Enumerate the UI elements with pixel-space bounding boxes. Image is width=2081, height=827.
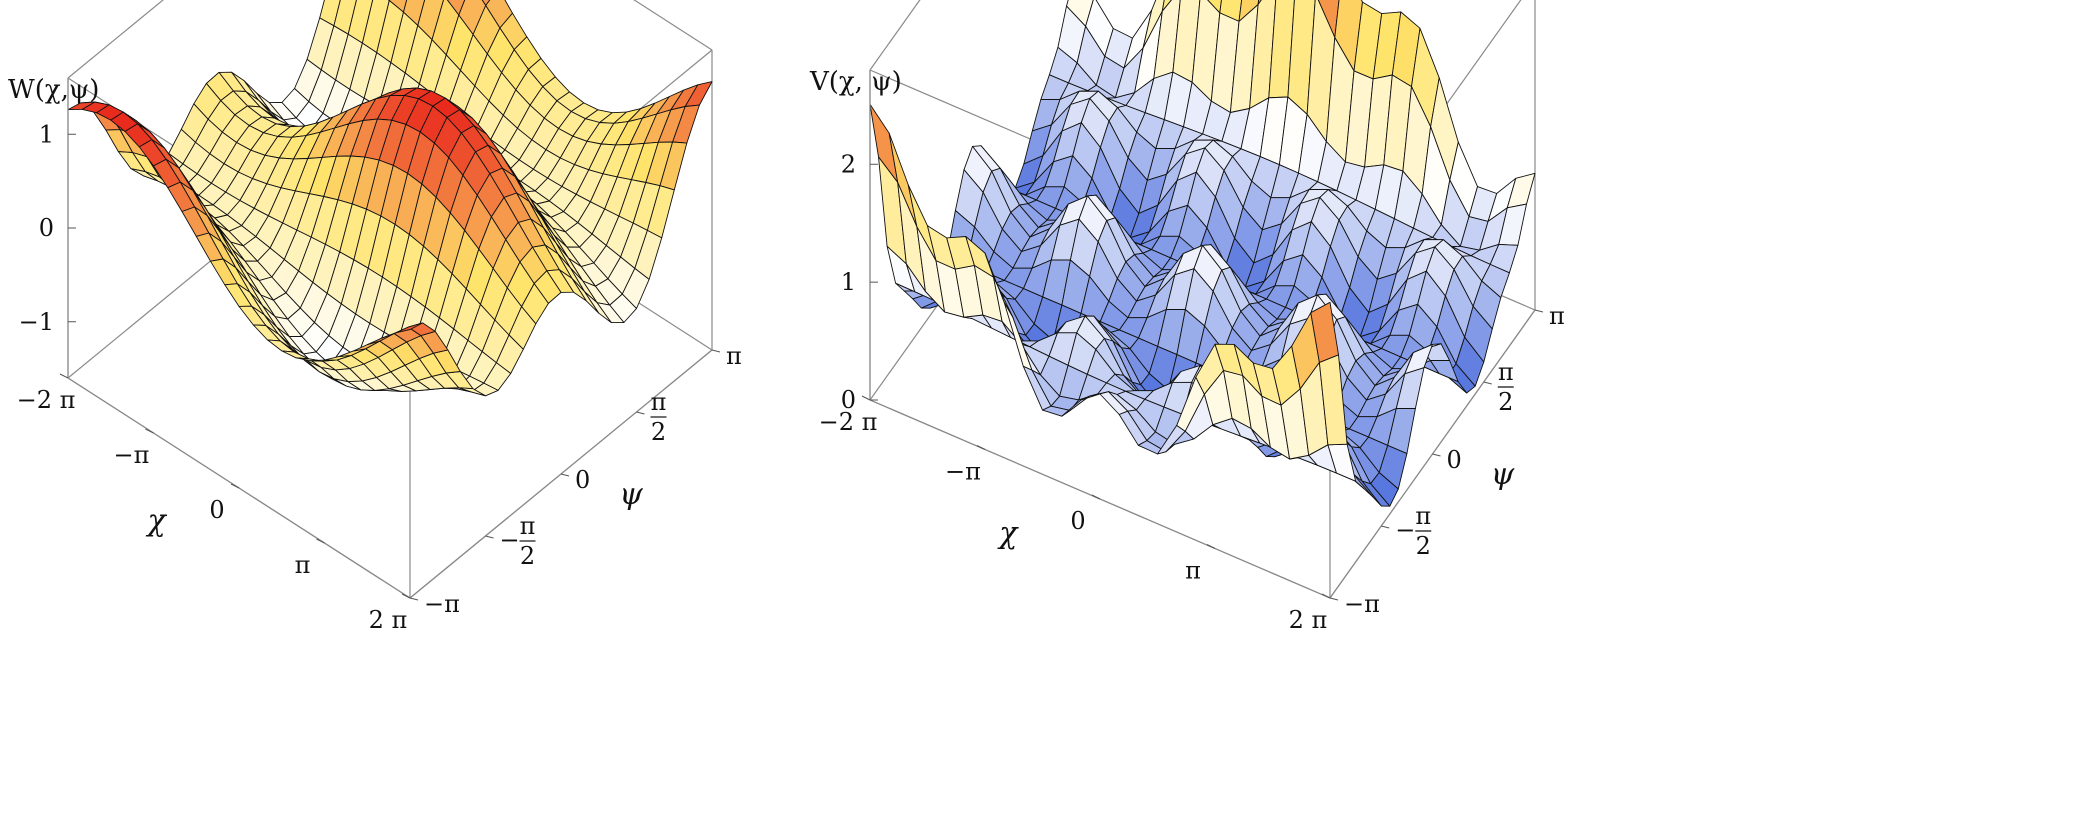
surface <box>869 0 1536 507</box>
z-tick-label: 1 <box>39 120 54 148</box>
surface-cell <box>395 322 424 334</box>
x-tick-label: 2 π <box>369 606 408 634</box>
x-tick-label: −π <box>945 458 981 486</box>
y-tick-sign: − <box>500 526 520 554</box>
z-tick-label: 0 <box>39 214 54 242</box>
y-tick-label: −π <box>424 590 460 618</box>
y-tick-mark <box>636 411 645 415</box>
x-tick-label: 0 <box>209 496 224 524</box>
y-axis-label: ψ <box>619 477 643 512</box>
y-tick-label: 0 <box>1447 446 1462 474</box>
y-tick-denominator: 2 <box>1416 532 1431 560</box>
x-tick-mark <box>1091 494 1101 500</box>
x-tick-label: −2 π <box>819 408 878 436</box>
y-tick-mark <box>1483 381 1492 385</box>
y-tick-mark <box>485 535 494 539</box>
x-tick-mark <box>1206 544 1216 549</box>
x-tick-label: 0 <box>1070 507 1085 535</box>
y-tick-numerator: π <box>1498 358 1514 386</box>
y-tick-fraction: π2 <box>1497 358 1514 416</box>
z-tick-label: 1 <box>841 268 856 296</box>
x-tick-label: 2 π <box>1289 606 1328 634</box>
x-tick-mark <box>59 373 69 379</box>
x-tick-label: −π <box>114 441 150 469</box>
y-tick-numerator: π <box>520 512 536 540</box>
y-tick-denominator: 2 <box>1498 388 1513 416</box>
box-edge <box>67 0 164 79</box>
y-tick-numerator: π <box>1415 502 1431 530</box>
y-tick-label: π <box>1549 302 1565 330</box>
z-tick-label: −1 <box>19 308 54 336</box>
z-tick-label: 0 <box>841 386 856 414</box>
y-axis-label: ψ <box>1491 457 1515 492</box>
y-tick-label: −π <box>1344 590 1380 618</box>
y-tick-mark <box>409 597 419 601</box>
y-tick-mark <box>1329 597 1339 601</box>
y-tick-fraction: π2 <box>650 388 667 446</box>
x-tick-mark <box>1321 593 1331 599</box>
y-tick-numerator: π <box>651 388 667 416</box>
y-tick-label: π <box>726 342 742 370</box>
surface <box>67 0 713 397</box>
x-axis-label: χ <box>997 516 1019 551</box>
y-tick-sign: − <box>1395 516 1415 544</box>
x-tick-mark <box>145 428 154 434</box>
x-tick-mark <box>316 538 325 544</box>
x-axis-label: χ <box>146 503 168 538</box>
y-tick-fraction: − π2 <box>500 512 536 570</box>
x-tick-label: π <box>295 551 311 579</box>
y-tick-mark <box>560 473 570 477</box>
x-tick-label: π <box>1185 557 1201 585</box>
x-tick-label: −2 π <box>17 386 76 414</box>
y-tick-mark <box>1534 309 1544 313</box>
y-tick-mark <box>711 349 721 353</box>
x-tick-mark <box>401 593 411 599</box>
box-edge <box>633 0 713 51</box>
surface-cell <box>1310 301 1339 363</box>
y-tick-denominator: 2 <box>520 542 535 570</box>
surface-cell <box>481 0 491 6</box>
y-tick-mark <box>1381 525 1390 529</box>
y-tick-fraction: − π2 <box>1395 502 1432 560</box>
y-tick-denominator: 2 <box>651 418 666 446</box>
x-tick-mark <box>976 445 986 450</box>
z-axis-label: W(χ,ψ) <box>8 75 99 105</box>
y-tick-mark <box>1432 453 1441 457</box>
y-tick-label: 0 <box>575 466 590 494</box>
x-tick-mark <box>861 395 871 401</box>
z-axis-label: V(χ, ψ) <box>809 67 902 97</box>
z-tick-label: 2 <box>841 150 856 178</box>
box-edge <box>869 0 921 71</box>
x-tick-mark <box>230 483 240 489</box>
....
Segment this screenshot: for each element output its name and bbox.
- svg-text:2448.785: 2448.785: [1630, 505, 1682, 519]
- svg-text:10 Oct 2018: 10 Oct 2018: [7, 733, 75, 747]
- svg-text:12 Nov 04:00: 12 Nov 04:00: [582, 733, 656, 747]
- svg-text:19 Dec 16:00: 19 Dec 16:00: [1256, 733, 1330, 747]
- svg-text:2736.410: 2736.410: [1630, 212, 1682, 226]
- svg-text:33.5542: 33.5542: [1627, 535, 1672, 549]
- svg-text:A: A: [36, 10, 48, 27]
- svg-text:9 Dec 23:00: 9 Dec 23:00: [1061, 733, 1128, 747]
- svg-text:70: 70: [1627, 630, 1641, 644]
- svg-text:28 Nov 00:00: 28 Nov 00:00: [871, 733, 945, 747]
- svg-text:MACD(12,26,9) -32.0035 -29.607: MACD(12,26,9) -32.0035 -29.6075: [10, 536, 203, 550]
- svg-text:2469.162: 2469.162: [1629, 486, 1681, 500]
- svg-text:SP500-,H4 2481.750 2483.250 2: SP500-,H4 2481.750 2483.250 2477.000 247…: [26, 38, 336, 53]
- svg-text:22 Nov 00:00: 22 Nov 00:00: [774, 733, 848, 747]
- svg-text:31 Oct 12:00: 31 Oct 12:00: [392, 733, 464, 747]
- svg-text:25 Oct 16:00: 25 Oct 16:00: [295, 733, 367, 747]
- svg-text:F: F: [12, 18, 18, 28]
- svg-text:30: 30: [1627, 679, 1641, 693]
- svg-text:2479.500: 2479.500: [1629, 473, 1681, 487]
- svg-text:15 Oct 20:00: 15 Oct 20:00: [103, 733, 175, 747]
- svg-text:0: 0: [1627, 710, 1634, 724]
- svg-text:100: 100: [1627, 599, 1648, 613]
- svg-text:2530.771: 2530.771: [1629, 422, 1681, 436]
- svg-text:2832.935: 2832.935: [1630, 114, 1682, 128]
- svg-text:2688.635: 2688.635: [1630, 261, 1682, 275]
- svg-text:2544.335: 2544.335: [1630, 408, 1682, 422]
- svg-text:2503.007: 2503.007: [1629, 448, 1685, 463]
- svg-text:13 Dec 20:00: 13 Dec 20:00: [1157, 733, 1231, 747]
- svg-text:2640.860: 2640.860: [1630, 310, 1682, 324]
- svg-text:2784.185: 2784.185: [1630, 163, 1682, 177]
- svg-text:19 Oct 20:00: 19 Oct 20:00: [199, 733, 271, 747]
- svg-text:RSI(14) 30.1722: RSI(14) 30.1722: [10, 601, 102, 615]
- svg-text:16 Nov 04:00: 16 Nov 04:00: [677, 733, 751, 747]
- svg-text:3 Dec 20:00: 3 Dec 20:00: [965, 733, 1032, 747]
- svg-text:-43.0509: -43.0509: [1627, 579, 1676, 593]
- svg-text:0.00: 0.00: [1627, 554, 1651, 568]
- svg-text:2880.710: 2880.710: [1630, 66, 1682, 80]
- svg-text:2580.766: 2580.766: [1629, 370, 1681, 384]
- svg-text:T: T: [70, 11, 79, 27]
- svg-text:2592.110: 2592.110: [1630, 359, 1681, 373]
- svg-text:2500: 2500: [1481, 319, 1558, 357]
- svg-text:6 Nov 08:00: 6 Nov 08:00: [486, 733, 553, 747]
....
Work to do: From the items above, copy out every line that contains the string "edge".

Response to this exercise:
box-edge <box>67 0 164 79</box>
box-edge <box>633 0 713 51</box>
box-edge <box>869 0 921 71</box>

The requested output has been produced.